» Given records:
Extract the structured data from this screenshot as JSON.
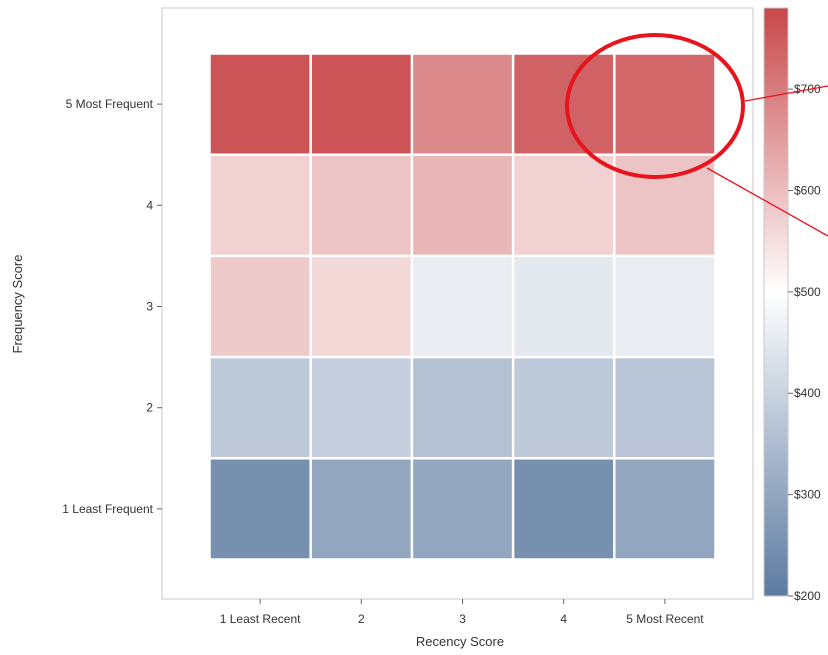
{
  "chart_data": {
    "type": "heatmap",
    "xlabel": "Recency Score",
    "ylabel": "Frequency Score",
    "x_categories": [
      "1 Least Recent",
      "2",
      "3",
      "4",
      "5 Most Recent"
    ],
    "y_categories": [
      "1 Least Frequent",
      "2",
      "3",
      "4",
      "5 Most Frequent"
    ],
    "values": [
      [
        250,
        300,
        300,
        250,
        300
      ],
      [
        380,
        390,
        360,
        380,
        370
      ],
      [
        580,
        560,
        460,
        450,
        460
      ],
      [
        570,
        590,
        610,
        570,
        590
      ],
      [
        760,
        760,
        680,
        740,
        730
      ]
    ],
    "colorbar": {
      "min": 200,
      "max": 780,
      "ticks": [
        "$200",
        "$300",
        "$400",
        "$500",
        "$600",
        "$700"
      ],
      "tick_values": [
        200,
        300,
        400,
        500,
        600,
        700
      ],
      "colors": {
        "low": "#5d7aa0",
        "mid": "#ffffff",
        "high": "#c8474a"
      },
      "mid_value": 500
    },
    "annotation": {
      "shape": "ellipse",
      "color": "#e8141b",
      "highlights": "5 Most Frequent / 5 Most Recent"
    },
    "grid": false
  }
}
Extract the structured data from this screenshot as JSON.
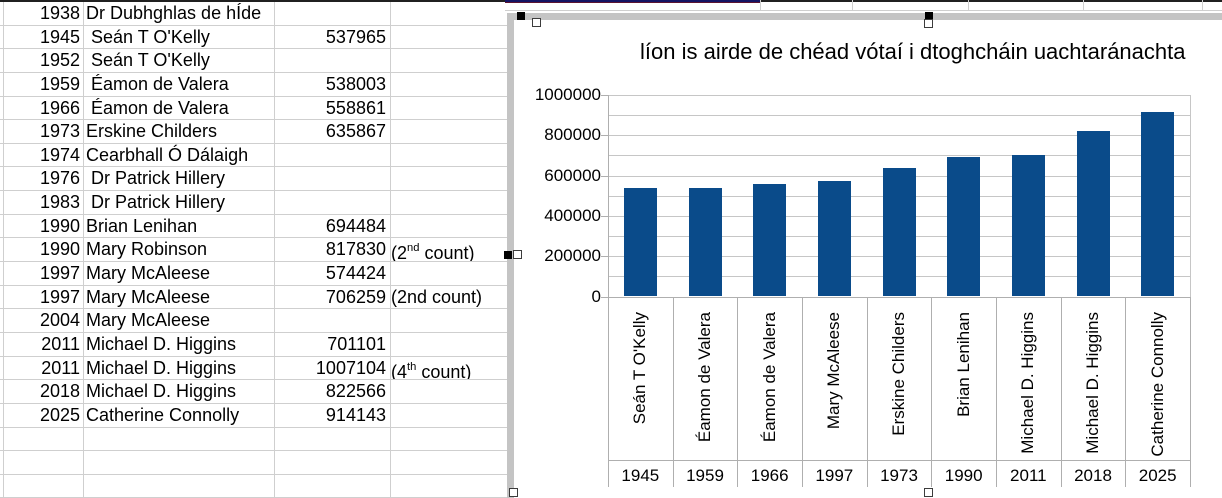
{
  "table": {
    "rows": [
      {
        "year": "1938",
        "name": "Dr Dubhghlas de hÍde",
        "value": "",
        "note": null
      },
      {
        "year": "1945",
        "name": " Seán T O'Kelly",
        "value": "537965",
        "note": null
      },
      {
        "year": "1952",
        "name": " Seán T O'Kelly",
        "value": "",
        "note": null
      },
      {
        "year": "1959",
        "name": " Éamon de Valera",
        "value": "538003",
        "note": null
      },
      {
        "year": "1966",
        "name": " Éamon de Valera",
        "value": "558861",
        "note": null
      },
      {
        "year": "1973",
        "name": "Erskine Childers",
        "value": "635867",
        "note": null
      },
      {
        "year": "1974",
        "name": "Cearbhall Ó Dálaigh",
        "value": "",
        "note": null
      },
      {
        "year": "1976",
        "name": " Dr Patrick Hillery",
        "value": "",
        "note": null
      },
      {
        "year": "1983",
        "name": " Dr Patrick Hillery",
        "value": "",
        "note": null
      },
      {
        "year": "1990",
        "name": "Brian Lenihan",
        "value": "694484",
        "note": null
      },
      {
        "year": "1990",
        "name": "Mary Robinson",
        "value": "817830",
        "note": {
          "pre": "(2",
          "sup": "nd",
          "post": " count)"
        }
      },
      {
        "year": "1997",
        "name": "Mary McAleese",
        "value": "574424",
        "note": null
      },
      {
        "year": "1997",
        "name": "Mary McAleese",
        "value": "706259",
        "note": {
          "pre": "(2nd count)",
          "sup": "",
          "post": ""
        }
      },
      {
        "year": "2004",
        "name": "Mary McAleese",
        "value": "",
        "note": null
      },
      {
        "year": "2011",
        "name": "Michael D. Higgins",
        "value": "701101",
        "note": null
      },
      {
        "year": "2011",
        "name": "Michael D. Higgins",
        "value": "1007104",
        "note": {
          "pre": "(4",
          "sup": "th",
          "post": " count)"
        }
      },
      {
        "year": "2018",
        "name": "Michael D. Higgins",
        "value": "822566",
        "note": null
      },
      {
        "year": "2025",
        "name": "Catherine Connolly",
        "value": "914143",
        "note": null
      },
      {
        "year": "",
        "name": "",
        "value": "",
        "note": null
      },
      {
        "year": "",
        "name": "",
        "value": "",
        "note": null
      },
      {
        "year": "",
        "name": "",
        "value": "",
        "note": null
      }
    ]
  },
  "chart_data": {
    "type": "bar",
    "title": "líon is airde de chéad vótaí i dtoghcháin uachtaránachta",
    "categories": [
      "Seán T O'Kelly",
      "Éamon de Valera",
      "Éamon de Valera",
      "Mary McAleese",
      "Erskine Childers",
      "Brian Lenihan",
      "Michael D. Higgins",
      "Michael D. Higgins",
      "Catherine Connolly"
    ],
    "years": [
      "1945",
      "1959",
      "1966",
      "1997",
      "1973",
      "1990",
      "2011",
      "2018",
      "2025"
    ],
    "values": [
      537965,
      538003,
      558861,
      574424,
      635867,
      694484,
      701101,
      822566,
      914143
    ],
    "yticks": [
      "1000000",
      "800000",
      "600000",
      "400000",
      "200000",
      "0"
    ],
    "ylim": [
      0,
      1000000
    ],
    "minor_grid_interval": 100000,
    "xlabel": "",
    "ylabel": "",
    "grid": true,
    "legend": "none",
    "bar_color": "#0a4b8a"
  },
  "colors": {
    "bar": "#0a4b8a",
    "sheet_grid": "#cfcfcf",
    "chart_grid": "#c6c6c6",
    "chart_axis": "#afafaf",
    "selection_frame": "#c4c4c4",
    "accent_cell_border_top": "#141464",
    "accent_cell_border_bottom": "#5c1430"
  }
}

» What this task involves: Print out the whole of the material word for word, without pictures.

» Written reply:
Extract the structured data from this screenshot as JSON.
{
  "chart_data": {
    "type": "heatmap",
    "xlabel": "Recency Score",
    "ylabel": "Frequency Score",
    "x_categories": [
      "1 Least Recent",
      "2",
      "3",
      "4",
      "5 Most Recent"
    ],
    "y_categories": [
      "1 Least Frequent",
      "2",
      "3",
      "4",
      "5 Most Frequent"
    ],
    "values": [
      [
        250,
        300,
        300,
        250,
        300
      ],
      [
        380,
        390,
        360,
        380,
        370
      ],
      [
        580,
        560,
        460,
        450,
        460
      ],
      [
        570,
        590,
        610,
        570,
        590
      ],
      [
        760,
        760,
        680,
        740,
        730
      ]
    ],
    "colorbar": {
      "min": 200,
      "max": 780,
      "ticks": [
        "$200",
        "$300",
        "$400",
        "$500",
        "$600",
        "$700"
      ],
      "tick_values": [
        200,
        300,
        400,
        500,
        600,
        700
      ],
      "colors": {
        "low": "#5d7aa0",
        "mid": "#ffffff",
        "high": "#c8474a"
      },
      "mid_value": 500
    },
    "annotation": {
      "shape": "ellipse",
      "color": "#e8141b",
      "highlights": "5 Most Frequent / 5 Most Recent"
    },
    "grid": false
  }
}
Extract the structured data from this screenshot as JSON.
{
  "table": {
    "rows": [
      {
        "year": "1938",
        "name": "Dr Dubhghlas de hÍde",
        "value": "",
        "note": null
      },
      {
        "year": "1945",
        "name": " Seán T O'Kelly",
        "value": "537965",
        "note": null
      },
      {
        "year": "1952",
        "name": " Seán T O'Kelly",
        "value": "",
        "note": null
      },
      {
        "year": "1959",
        "name": " Éamon de Valera",
        "value": "538003",
        "note": null
      },
      {
        "year": "1966",
        "name": " Éamon de Valera",
        "value": "558861",
        "note": null
      },
      {
        "year": "1973",
        "name": "Erskine Childers",
        "value": "635867",
        "note": null
      },
      {
        "year": "1974",
        "name": "Cearbhall Ó Dálaigh",
        "value": "",
        "note": null
      },
      {
        "year": "1976",
        "name": " Dr Patrick Hillery",
        "value": "",
        "note": null
      },
      {
        "year": "1983",
        "name": " Dr Patrick Hillery",
        "value": "",
        "note": null
      },
      {
        "year": "1990",
        "name": "Brian Lenihan",
        "value": "694484",
        "note": null
      },
      {
        "year": "1990",
        "name": "Mary Robinson",
        "value": "817830",
        "note": {
          "pre": "(2",
          "sup": "nd",
          "post": " count)"
        }
      },
      {
        "year": "1997",
        "name": "Mary McAleese",
        "value": "574424",
        "note": null
      },
      {
        "year": "1997",
        "name": "Mary McAleese",
        "value": "706259",
        "note": {
          "pre": "(2nd count)",
          "sup": "",
          "post": ""
        }
      },
      {
        "year": "2004",
        "name": "Mary McAleese",
        "value": "",
        "note": null
      },
      {
        "year": "2011",
        "name": "Michael D. Higgins",
        "value": "701101",
        "note": null
      },
      {
        "year": "2011",
        "name": "Michael D. Higgins",
        "value": "1007104",
        "note": {
          "pre": "(4",
          "sup": "th",
          "post": " count)"
        }
      },
      {
        "year": "2018",
        "name": "Michael D. Higgins",
        "value": "822566",
        "note": null
      },
      {
        "year": "2025",
        "name": "Catherine Connolly",
        "value": "914143",
        "note": null
      },
      {
        "year": "",
        "name": "",
        "value": "",
        "note": null
      },
      {
        "year": "",
        "name": "",
        "value": "",
        "note": null
      },
      {
        "year": "",
        "name": "",
        "value": "",
        "note": null
      }
    ]
  },
  "chart_data": {
    "type": "bar",
    "title": "líon is airde de chéad vótaí i dtoghcháin uachtaránachta",
    "categories": [
      "Seán T O'Kelly",
      "Éamon de Valera",
      "Éamon de Valera",
      "Mary McAleese",
      "Erskine Childers",
      "Brian Lenihan",
      "Michael D. Higgins",
      "Michael D. Higgins",
      "Catherine Connolly"
    ],
    "years": [
      "1945",
      "1959",
      "1966",
      "1997",
      "1973",
      "1990",
      "2011",
      "2018",
      "2025"
    ],
    "values": [
      537965,
      538003,
      558861,
      574424,
      635867,
      694484,
      701101,
      822566,
      914143
    ],
    "yticks": [
      "1000000",
      "800000",
      "600000",
      "400000",
      "200000",
      "0"
    ],
    "ylim": [
      0,
      1000000
    ],
    "minor_grid_interval": 100000,
    "xlabel": "",
    "ylabel": "",
    "grid": true,
    "legend": "none",
    "bar_color": "#0a4b8a"
  },
  "colors": {
    "bar": "#0a4b8a",
    "sheet_grid": "#cfcfcf",
    "chart_grid": "#c6c6c6",
    "chart_axis": "#afafaf",
    "selection_frame": "#c4c4c4",
    "accent_cell_border_top": "#141464",
    "accent_cell_border_bottom": "#5c1430"
  }
}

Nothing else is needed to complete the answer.